THE TASK:
Wherever the string "text" occurs in a line of these records, report that line.

Stored dataset items:
□ □ □ □ □

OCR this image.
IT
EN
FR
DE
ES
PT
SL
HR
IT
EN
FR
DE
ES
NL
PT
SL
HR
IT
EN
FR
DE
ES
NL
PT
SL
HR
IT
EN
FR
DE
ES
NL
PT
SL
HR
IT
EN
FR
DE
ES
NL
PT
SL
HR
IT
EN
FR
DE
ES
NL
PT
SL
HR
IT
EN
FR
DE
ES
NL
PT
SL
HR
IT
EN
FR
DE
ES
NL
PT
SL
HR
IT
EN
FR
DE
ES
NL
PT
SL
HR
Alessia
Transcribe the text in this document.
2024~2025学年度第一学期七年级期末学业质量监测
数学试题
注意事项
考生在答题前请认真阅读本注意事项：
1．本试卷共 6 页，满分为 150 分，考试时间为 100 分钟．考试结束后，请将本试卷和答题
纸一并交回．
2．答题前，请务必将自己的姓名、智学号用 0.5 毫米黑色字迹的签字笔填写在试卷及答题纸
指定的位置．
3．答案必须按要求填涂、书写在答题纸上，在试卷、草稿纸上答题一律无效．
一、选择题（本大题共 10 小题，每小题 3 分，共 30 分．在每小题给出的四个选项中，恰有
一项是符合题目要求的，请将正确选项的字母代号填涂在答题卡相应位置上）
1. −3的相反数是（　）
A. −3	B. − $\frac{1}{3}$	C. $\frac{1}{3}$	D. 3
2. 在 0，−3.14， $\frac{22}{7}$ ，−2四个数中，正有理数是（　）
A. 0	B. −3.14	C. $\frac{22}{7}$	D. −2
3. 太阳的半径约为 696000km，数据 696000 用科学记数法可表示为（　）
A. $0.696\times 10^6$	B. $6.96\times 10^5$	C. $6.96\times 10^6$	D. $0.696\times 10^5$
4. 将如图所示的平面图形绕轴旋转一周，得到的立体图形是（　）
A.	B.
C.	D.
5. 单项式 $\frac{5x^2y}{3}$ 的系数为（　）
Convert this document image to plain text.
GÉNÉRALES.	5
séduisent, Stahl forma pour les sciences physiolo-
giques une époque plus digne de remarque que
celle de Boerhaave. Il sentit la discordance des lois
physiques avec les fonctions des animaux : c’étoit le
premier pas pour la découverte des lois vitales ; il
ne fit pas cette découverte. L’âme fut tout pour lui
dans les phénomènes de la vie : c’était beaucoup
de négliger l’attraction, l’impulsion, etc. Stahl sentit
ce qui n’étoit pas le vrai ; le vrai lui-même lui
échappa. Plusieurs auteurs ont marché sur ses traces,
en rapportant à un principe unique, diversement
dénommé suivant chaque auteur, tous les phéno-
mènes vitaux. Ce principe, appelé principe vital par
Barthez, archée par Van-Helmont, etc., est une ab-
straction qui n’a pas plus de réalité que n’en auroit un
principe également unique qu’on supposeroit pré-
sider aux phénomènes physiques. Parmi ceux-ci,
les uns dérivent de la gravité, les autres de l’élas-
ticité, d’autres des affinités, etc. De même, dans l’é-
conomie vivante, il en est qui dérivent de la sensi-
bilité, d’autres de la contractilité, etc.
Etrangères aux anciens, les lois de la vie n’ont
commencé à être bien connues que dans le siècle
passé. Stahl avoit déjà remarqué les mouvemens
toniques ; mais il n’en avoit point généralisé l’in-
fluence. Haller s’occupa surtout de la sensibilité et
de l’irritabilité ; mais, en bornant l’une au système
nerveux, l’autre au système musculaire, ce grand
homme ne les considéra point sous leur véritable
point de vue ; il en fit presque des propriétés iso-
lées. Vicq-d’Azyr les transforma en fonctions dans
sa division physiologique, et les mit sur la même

□ □ □ □ □

CORRECT ANSWER:
Transcribe the text in this document.
Convert this document image to plain text.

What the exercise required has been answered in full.